**Task description:**
In the material below, find every line with "localhost" and pull it out.

**Records shown:**

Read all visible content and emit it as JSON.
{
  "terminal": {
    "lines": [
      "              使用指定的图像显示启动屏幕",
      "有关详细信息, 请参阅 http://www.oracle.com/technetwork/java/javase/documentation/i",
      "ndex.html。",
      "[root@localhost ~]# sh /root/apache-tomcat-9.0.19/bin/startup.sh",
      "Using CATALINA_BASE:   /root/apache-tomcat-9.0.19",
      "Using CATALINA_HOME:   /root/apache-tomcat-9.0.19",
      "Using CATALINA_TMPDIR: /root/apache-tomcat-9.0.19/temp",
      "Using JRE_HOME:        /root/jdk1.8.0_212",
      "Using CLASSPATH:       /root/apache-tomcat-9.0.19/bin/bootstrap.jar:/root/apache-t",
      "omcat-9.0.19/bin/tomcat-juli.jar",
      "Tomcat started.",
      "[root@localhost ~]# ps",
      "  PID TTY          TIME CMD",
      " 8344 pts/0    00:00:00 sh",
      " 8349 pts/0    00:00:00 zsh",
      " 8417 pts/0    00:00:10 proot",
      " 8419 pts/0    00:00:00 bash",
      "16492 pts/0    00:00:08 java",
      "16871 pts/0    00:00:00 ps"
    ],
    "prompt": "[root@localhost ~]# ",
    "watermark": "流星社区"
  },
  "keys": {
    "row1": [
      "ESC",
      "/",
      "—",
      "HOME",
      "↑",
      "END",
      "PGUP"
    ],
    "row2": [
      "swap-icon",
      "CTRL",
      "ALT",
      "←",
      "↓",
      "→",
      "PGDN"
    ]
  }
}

**Output for this exercise:**
      "[root@localhost ~]# sh /root/apache-tomcat-9.0.19/bin/startup.sh",
      "[root@localhost ~]# ps",
    "prompt": "[root@localhost ~]# ",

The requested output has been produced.